**WRITTEN TASK:** Copy out each line of the data that holds the word "kvinnor".

**DATASET EXTRACT:**
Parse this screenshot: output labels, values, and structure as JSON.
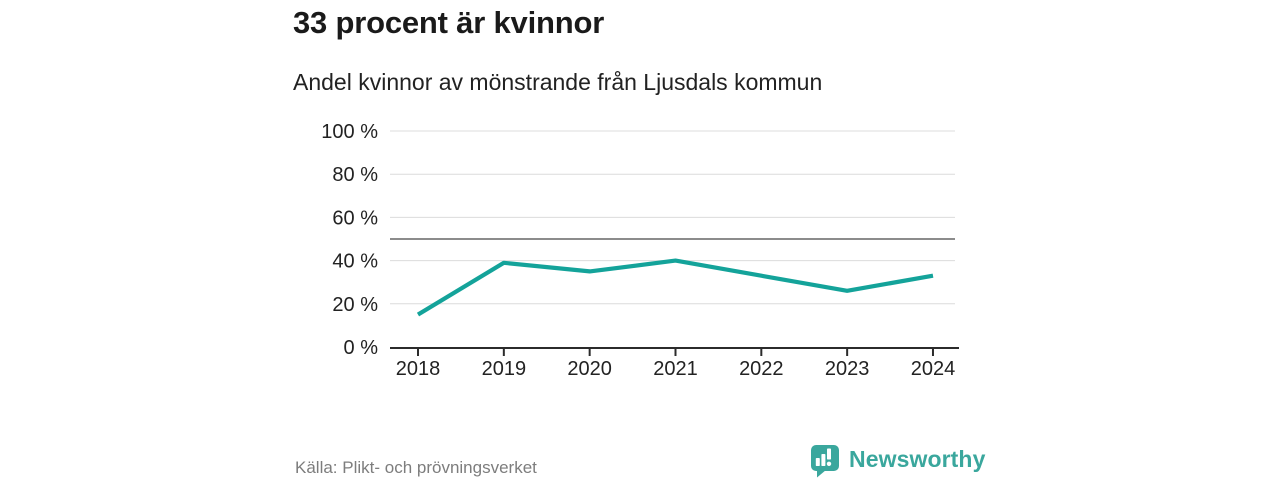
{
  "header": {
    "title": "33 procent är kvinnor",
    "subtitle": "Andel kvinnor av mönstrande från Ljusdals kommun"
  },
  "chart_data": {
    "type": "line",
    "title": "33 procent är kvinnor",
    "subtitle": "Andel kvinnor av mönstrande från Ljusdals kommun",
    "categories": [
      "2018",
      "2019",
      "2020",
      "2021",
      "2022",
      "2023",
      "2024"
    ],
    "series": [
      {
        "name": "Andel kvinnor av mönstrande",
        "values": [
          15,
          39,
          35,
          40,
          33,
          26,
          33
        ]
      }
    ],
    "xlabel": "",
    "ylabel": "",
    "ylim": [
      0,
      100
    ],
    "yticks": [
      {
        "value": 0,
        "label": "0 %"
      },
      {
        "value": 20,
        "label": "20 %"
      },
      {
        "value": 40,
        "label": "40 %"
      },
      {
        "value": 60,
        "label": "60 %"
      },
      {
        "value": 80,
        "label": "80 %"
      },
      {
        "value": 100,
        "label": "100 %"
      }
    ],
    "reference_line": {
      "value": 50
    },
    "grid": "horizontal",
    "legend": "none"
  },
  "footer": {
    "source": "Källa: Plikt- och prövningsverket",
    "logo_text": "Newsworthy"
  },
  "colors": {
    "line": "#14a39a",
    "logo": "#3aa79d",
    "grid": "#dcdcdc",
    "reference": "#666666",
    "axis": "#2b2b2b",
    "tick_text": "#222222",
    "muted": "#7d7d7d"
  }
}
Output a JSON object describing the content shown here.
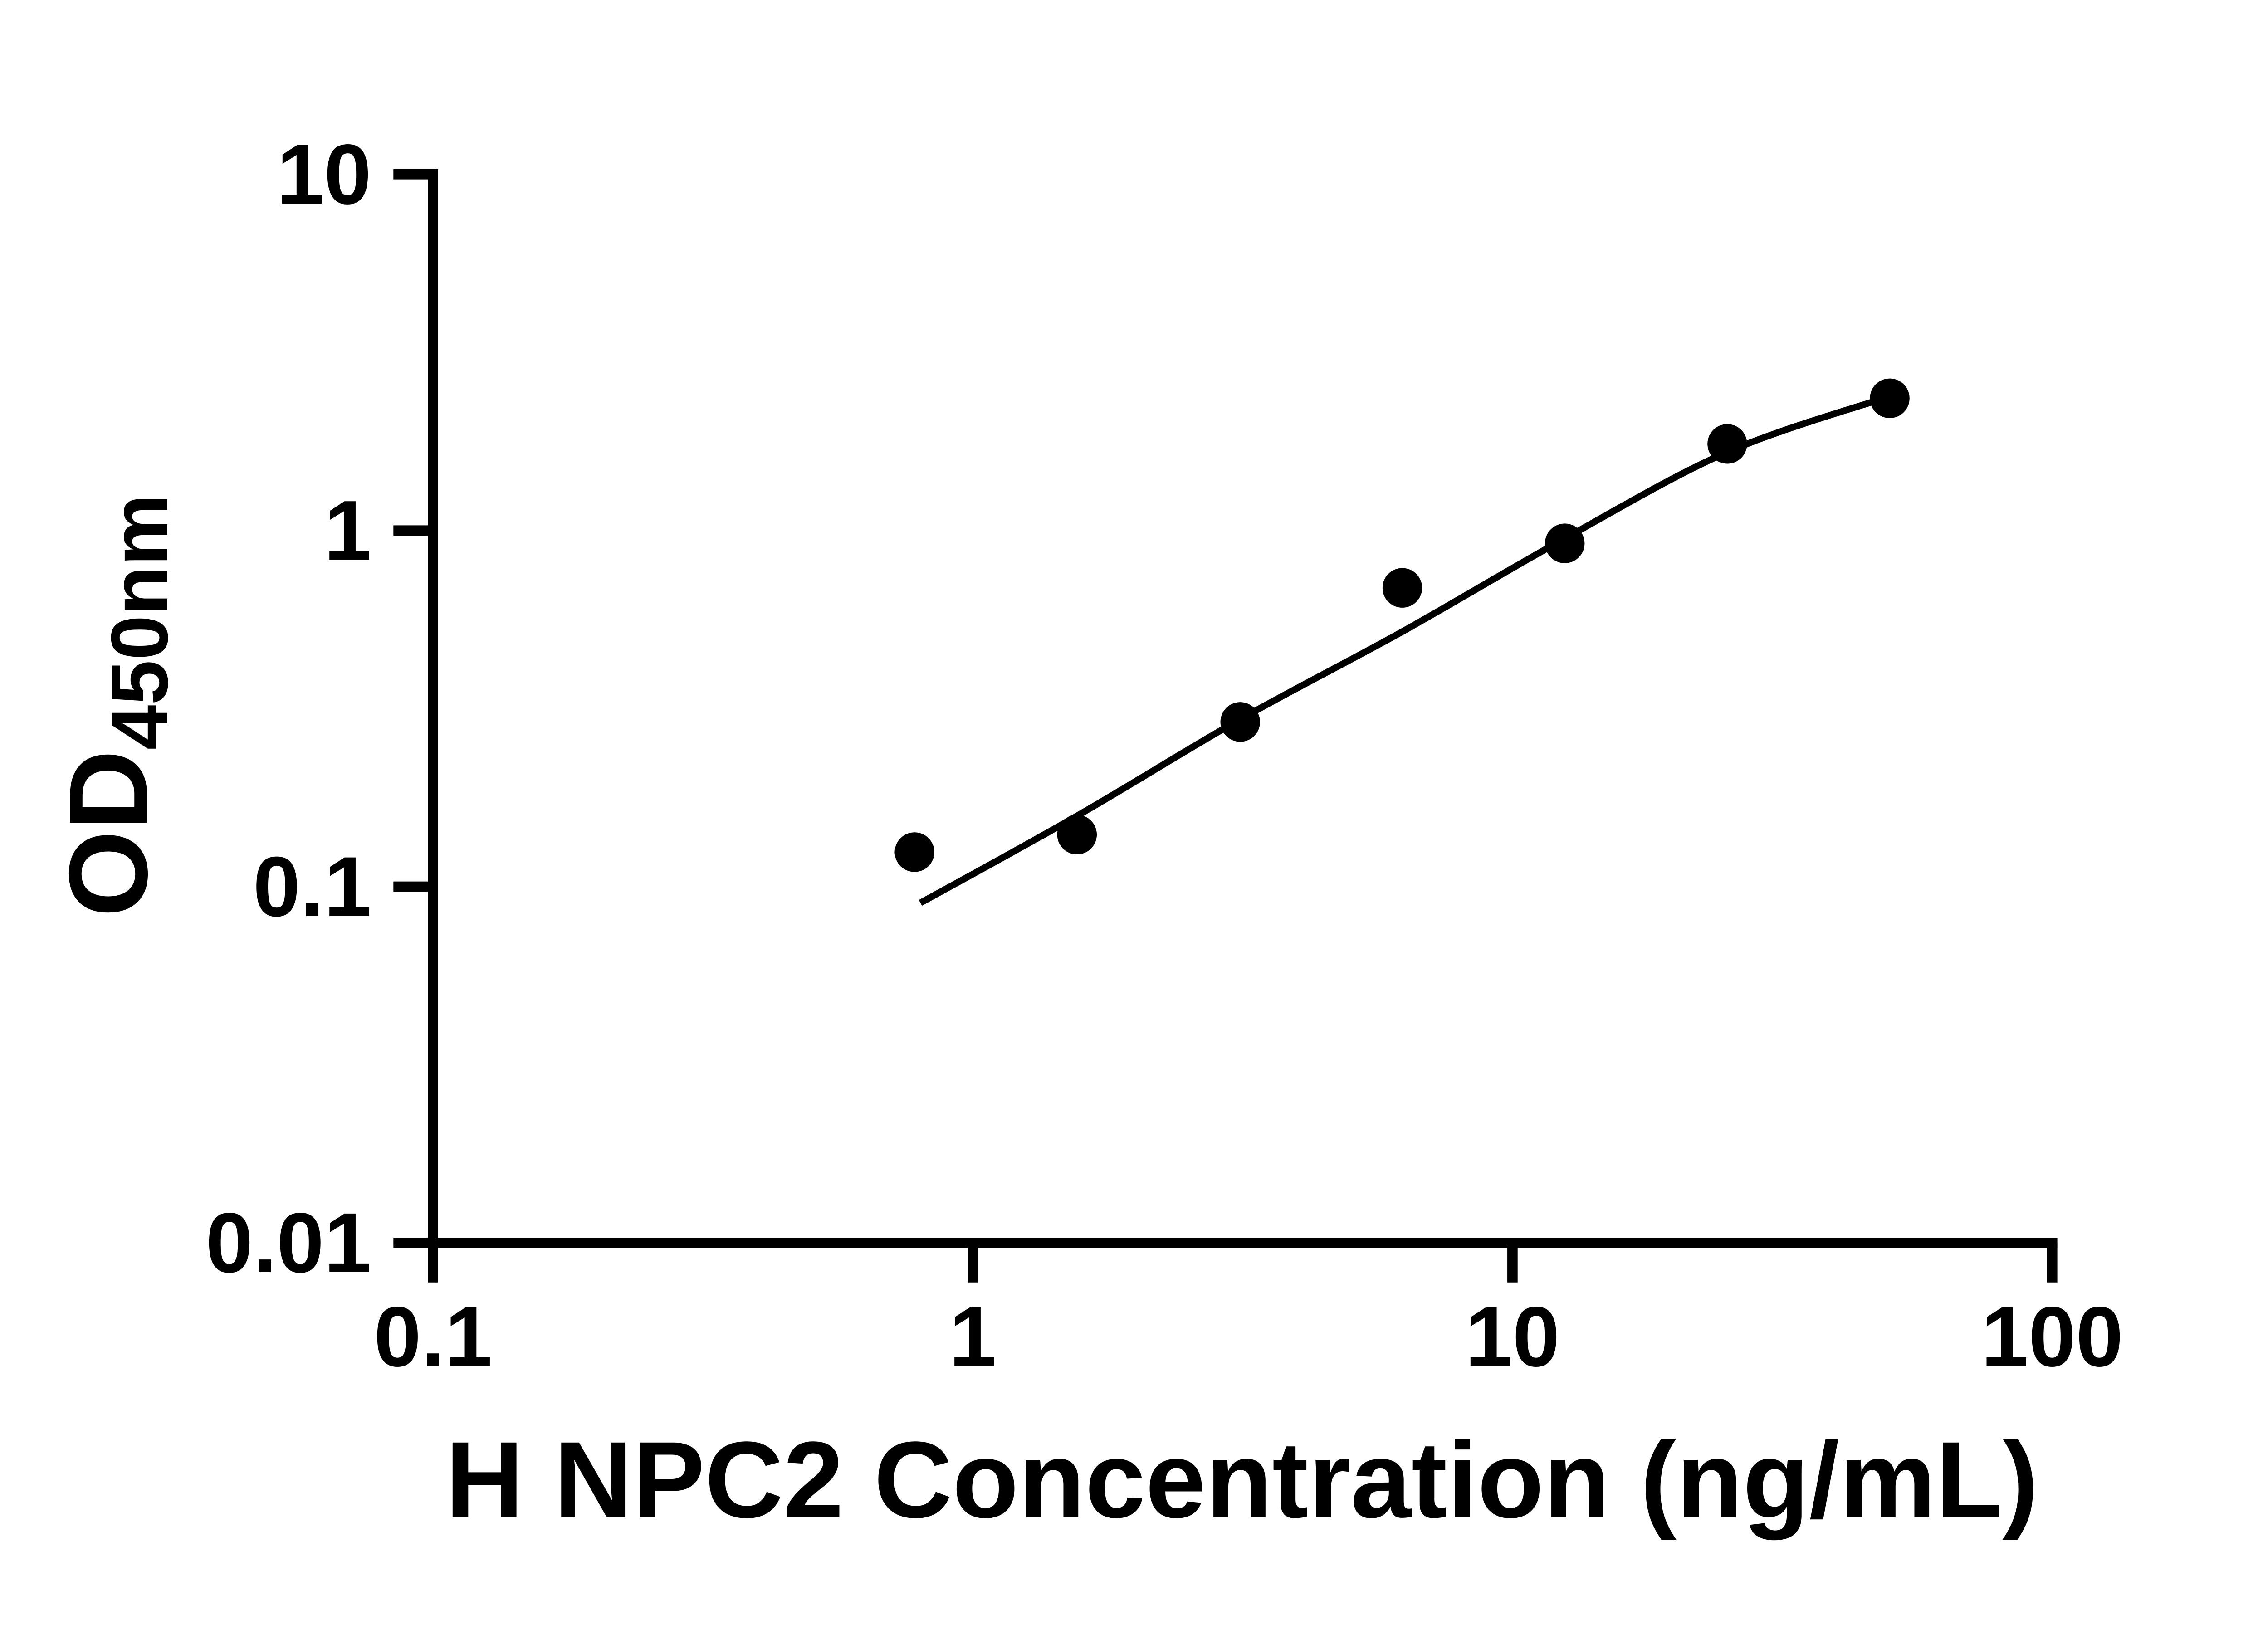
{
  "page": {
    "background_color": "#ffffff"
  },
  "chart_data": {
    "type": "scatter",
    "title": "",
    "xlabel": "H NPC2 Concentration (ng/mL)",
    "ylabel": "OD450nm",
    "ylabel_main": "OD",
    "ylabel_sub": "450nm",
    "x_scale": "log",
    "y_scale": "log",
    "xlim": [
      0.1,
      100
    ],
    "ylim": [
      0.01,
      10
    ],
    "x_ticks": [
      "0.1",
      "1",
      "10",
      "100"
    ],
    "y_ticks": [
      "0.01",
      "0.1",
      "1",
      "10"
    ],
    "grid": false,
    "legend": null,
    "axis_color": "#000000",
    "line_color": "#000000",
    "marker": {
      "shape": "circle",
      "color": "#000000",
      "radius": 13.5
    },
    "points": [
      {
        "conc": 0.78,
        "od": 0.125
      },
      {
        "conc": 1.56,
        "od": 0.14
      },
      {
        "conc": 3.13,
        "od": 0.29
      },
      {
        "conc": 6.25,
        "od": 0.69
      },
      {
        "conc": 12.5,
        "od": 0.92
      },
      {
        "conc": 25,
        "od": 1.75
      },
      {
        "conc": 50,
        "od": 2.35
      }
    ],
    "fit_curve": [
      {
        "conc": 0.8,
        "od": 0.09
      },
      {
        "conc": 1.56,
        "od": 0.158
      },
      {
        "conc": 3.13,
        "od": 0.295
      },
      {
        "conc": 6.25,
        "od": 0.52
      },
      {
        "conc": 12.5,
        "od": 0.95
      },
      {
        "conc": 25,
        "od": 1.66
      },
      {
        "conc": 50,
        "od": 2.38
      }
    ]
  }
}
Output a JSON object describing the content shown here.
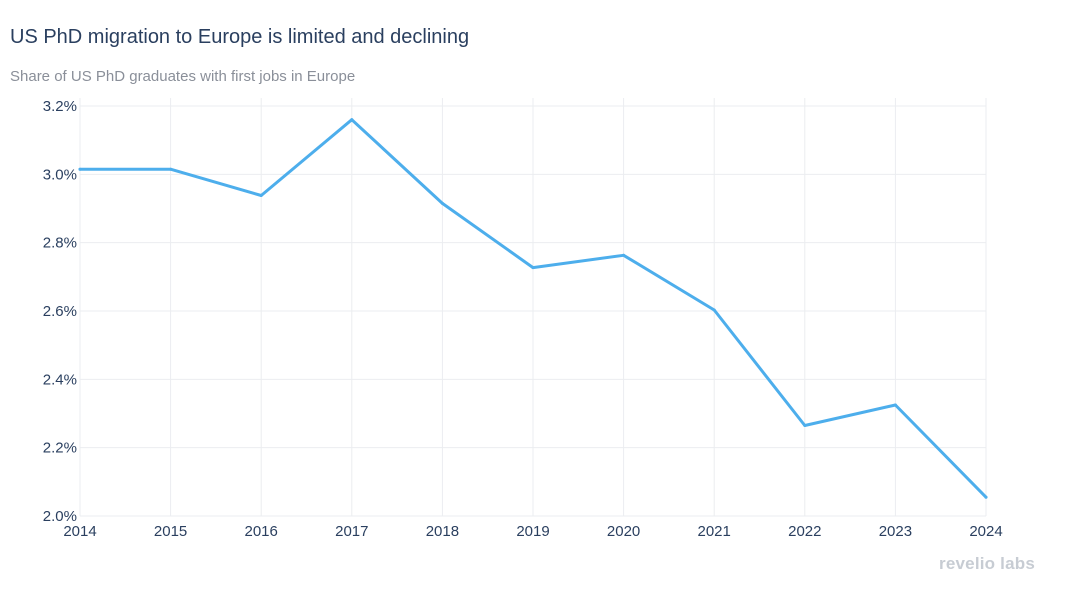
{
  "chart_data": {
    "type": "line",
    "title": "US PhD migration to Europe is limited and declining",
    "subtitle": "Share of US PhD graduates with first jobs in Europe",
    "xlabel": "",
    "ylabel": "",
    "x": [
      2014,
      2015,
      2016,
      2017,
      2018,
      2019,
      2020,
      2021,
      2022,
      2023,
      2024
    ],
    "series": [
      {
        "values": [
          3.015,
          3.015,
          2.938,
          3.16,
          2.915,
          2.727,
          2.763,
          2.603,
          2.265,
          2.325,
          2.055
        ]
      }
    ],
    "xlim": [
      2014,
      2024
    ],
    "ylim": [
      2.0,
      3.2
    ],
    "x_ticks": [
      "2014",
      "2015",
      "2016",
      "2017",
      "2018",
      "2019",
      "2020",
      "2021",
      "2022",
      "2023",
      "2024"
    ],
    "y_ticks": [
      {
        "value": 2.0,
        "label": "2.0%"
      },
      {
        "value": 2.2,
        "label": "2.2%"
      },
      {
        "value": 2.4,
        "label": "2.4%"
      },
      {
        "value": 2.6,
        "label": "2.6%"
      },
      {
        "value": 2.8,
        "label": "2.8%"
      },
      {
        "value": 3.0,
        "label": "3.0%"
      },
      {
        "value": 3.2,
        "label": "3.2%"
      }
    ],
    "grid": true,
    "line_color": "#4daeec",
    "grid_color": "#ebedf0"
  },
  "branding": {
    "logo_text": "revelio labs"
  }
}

**TASK OUTPUT:**
    "title": "33 procent är kvinnor",
    "subtitle": "Andel kvinnor av mönstrande från Ljusdals kommun"
    "title": "33 procent är kvinnor",
    "subtitle": "Andel kvinnor av mönstrande från Ljusdals kommun",
        "name": "Andel kvinnor av mönstrande",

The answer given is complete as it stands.